Written exercise —
Every record must be repeated exactly; omit any pictures they contain.

--- BEGIN Provided information ---

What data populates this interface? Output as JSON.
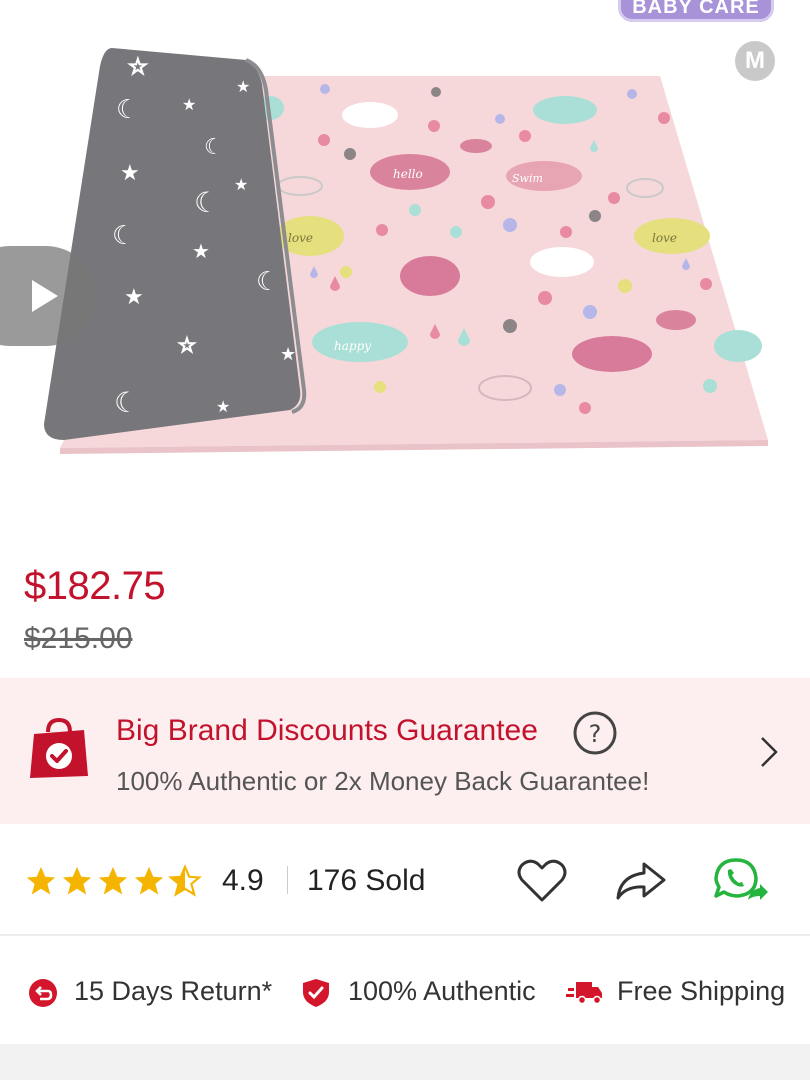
{
  "product_image": {
    "brand_badge": "BABY CARE",
    "badge_letter": "M",
    "mat_words": [
      "hello",
      "Swim",
      "love",
      "love",
      "happy"
    ]
  },
  "price": {
    "current": "$182.75",
    "original": "$215.00"
  },
  "guarantee": {
    "title": "Big Brand Discounts Guarantee",
    "subtitle": "100% Authentic or 2x Money Back Guarantee!",
    "accent": "#c3122c"
  },
  "rating": {
    "value": "4.9",
    "stars": 4.5,
    "sold": "176 Sold"
  },
  "features": [
    {
      "label": "15 Days Return*",
      "icon": "return-icon"
    },
    {
      "label": "100% Authentic",
      "icon": "shield-check-icon"
    },
    {
      "label": "Free Shipping",
      "icon": "truck-icon"
    }
  ],
  "colors": {
    "price_red": "#c3122c",
    "banner_bg": "#fdeff0",
    "star_yellow": "#f5b400",
    "whatsapp_green": "#25b43e"
  }
}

--- END Provided information ---

Answer —
What data populates this interface? Output as JSON.
{
  "product_image": {
    "brand_badge": "BABY CARE",
    "badge_letter": "M",
    "mat_words": [
      "hello",
      "Swim",
      "love",
      "love",
      "happy"
    ]
  },
  "price": {
    "current": "$182.75",
    "original": "$215.00"
  },
  "guarantee": {
    "title": "Big Brand Discounts Guarantee",
    "subtitle": "100% Authentic or 2x Money Back Guarantee!",
    "accent": "#c3122c"
  },
  "rating": {
    "value": "4.9",
    "stars": 4.5,
    "sold": "176 Sold"
  },
  "features": [
    {
      "label": "15 Days Return*",
      "icon": "return-icon"
    },
    {
      "label": "100% Authentic",
      "icon": "shield-check-icon"
    },
    {
      "label": "Free Shipping",
      "icon": "truck-icon"
    }
  ],
  "colors": {
    "price_red": "#c3122c",
    "banner_bg": "#fdeff0",
    "star_yellow": "#f5b400",
    "whatsapp_green": "#25b43e"
  }
}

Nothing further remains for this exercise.